-- Start DATA SUPPLIED --
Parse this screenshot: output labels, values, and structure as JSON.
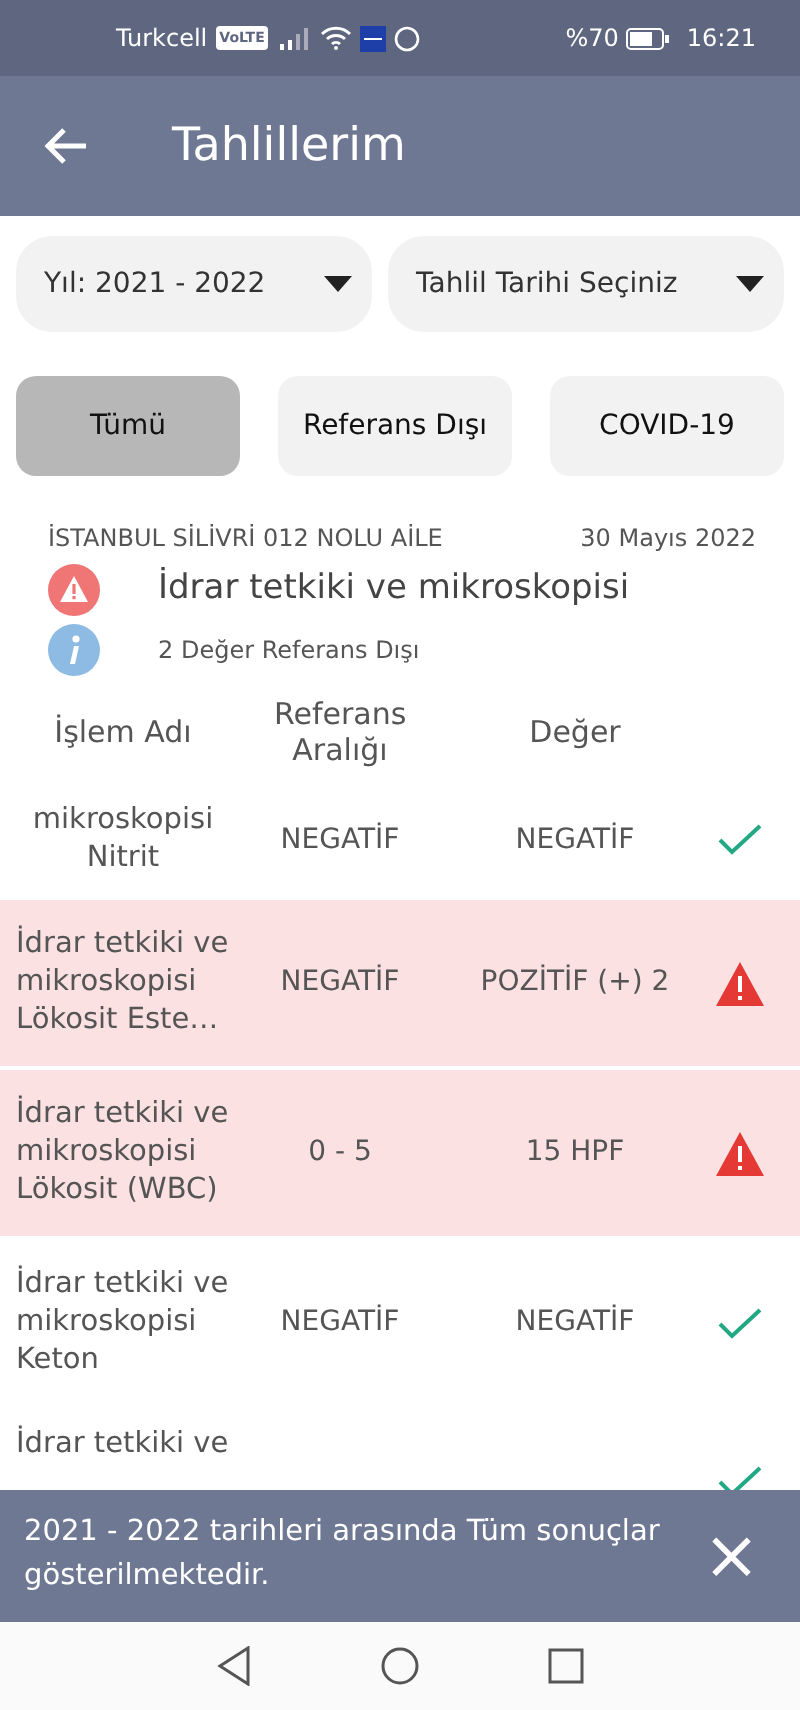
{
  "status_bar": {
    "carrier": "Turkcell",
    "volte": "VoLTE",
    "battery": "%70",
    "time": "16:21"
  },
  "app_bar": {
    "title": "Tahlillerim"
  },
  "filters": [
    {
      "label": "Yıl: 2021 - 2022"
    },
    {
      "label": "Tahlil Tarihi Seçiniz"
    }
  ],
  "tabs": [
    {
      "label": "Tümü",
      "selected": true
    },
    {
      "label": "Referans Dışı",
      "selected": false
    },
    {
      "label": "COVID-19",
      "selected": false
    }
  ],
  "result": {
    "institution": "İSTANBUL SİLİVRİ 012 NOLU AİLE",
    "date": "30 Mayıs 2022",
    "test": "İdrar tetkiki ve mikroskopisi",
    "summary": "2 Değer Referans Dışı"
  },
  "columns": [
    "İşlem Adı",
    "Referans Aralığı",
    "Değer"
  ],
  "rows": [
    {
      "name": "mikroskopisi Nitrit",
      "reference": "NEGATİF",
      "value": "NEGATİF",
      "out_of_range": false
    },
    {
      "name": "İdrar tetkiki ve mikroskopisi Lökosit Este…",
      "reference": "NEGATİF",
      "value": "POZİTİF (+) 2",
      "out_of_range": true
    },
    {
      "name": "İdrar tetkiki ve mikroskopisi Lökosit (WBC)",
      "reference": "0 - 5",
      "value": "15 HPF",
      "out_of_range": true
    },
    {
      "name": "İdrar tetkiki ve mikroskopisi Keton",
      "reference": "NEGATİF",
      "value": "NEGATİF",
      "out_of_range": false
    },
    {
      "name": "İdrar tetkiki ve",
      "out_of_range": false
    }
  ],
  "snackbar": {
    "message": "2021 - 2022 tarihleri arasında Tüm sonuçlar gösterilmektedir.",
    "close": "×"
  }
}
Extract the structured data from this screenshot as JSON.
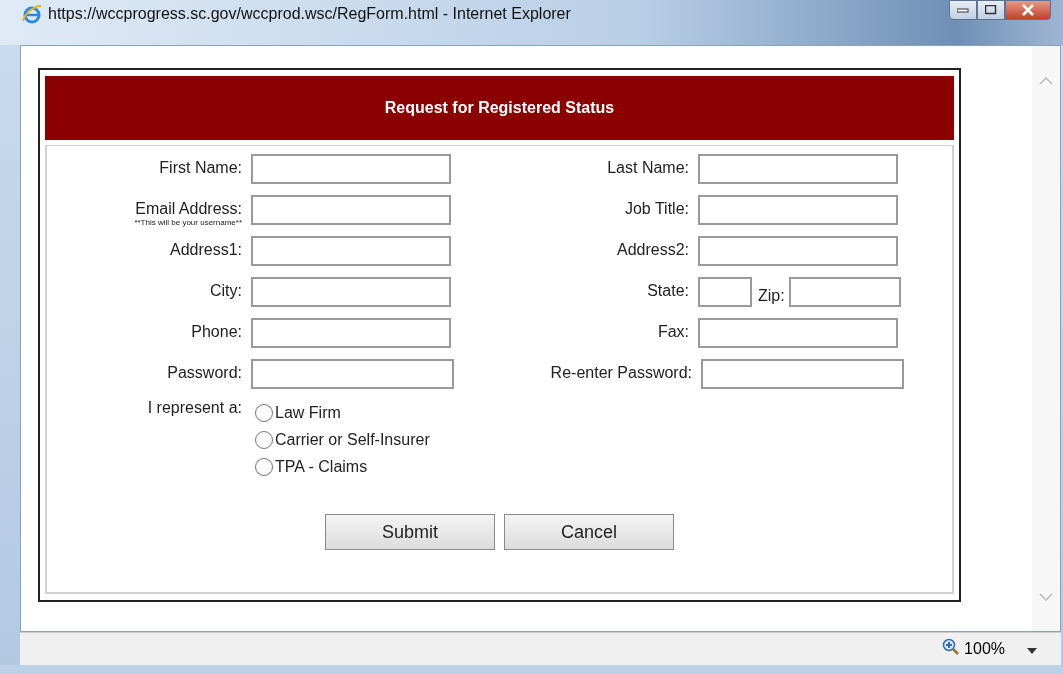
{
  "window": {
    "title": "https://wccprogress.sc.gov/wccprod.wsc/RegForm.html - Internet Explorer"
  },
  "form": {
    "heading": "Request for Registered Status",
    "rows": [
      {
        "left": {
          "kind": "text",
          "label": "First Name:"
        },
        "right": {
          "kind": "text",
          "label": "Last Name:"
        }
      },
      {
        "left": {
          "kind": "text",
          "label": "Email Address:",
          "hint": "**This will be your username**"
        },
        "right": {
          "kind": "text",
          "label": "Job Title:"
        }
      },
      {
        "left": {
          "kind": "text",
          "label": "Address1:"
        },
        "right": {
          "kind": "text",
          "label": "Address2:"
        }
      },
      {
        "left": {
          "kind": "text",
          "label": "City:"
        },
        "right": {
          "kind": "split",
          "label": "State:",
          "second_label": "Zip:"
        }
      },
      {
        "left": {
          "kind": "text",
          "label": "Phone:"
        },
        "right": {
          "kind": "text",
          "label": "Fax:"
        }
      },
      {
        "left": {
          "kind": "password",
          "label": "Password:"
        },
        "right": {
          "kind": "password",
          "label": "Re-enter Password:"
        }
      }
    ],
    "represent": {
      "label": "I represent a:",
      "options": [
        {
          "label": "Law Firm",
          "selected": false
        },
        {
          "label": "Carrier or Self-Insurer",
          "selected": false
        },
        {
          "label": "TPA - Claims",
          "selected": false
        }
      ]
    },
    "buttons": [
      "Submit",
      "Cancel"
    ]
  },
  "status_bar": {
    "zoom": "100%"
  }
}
-- End DATA SUPPLIED --
Omit the pictures, and quote the material above exactly as given.

ANSWER
Parse this screenshot: output labels, values, and structure as JSON.
{
  "status_bar": {
    "carrier": "Turkcell",
    "volte": "VoLTE",
    "battery": "%70",
    "time": "16:21"
  },
  "app_bar": {
    "title": "Tahlillerim"
  },
  "filters": [
    {
      "label": "Yıl: 2021 - 2022"
    },
    {
      "label": "Tahlil Tarihi Seçiniz"
    }
  ],
  "tabs": [
    {
      "label": "Tümü",
      "selected": true
    },
    {
      "label": "Referans Dışı",
      "selected": false
    },
    {
      "label": "COVID-19",
      "selected": false
    }
  ],
  "result": {
    "institution": "İSTANBUL SİLİVRİ 012 NOLU AİLE",
    "date": "30 Mayıs 2022",
    "test": "İdrar tetkiki ve mikroskopisi",
    "summary": "2 Değer Referans Dışı"
  },
  "columns": [
    "İşlem Adı",
    "Referans Aralığı",
    "Değer"
  ],
  "rows": [
    {
      "name": "mikroskopisi Nitrit",
      "reference": "NEGATİF",
      "value": "NEGATİF",
      "out_of_range": false
    },
    {
      "name": "İdrar tetkiki ve mikroskopisi Lökosit Este…",
      "reference": "NEGATİF",
      "value": "POZİTİF (+) 2",
      "out_of_range": true
    },
    {
      "name": "İdrar tetkiki ve mikroskopisi Lökosit (WBC)",
      "reference": "0 - 5",
      "value": "15 HPF",
      "out_of_range": true
    },
    {
      "name": "İdrar tetkiki ve mikroskopisi Keton",
      "reference": "NEGATİF",
      "value": "NEGATİF",
      "out_of_range": false
    },
    {
      "name": "İdrar tetkiki ve",
      "out_of_range": false
    }
  ],
  "snackbar": {
    "message": "2021 - 2022 tarihleri arasında Tüm sonuçlar gösterilmektedir.",
    "close": "×"
  }
}
Extract the structured data from this screenshot as JSON.
{
  "window": {
    "title": "https://wccprogress.sc.gov/wccprod.wsc/RegForm.html - Internet Explorer"
  },
  "form": {
    "heading": "Request for Registered Status",
    "rows": [
      {
        "left": {
          "kind": "text",
          "label": "First Name:"
        },
        "right": {
          "kind": "text",
          "label": "Last Name:"
        }
      },
      {
        "left": {
          "kind": "text",
          "label": "Email Address:",
          "hint": "**This will be your username**"
        },
        "right": {
          "kind": "text",
          "label": "Job Title:"
        }
      },
      {
        "left": {
          "kind": "text",
          "label": "Address1:"
        },
        "right": {
          "kind": "text",
          "label": "Address2:"
        }
      },
      {
        "left": {
          "kind": "text",
          "label": "City:"
        },
        "right": {
          "kind": "split",
          "label": "State:",
          "second_label": "Zip:"
        }
      },
      {
        "left": {
          "kind": "text",
          "label": "Phone:"
        },
        "right": {
          "kind": "text",
          "label": "Fax:"
        }
      },
      {
        "left": {
          "kind": "password",
          "label": "Password:"
        },
        "right": {
          "kind": "password",
          "label": "Re-enter Password:"
        }
      }
    ],
    "represent": {
      "label": "I represent a:",
      "options": [
        {
          "label": "Law Firm",
          "selected": false
        },
        {
          "label": "Carrier or Self-Insurer",
          "selected": false
        },
        {
          "label": "TPA - Claims",
          "selected": false
        }
      ]
    },
    "buttons": [
      "Submit",
      "Cancel"
    ]
  },
  "status_bar": {
    "zoom": "100%"
  }
}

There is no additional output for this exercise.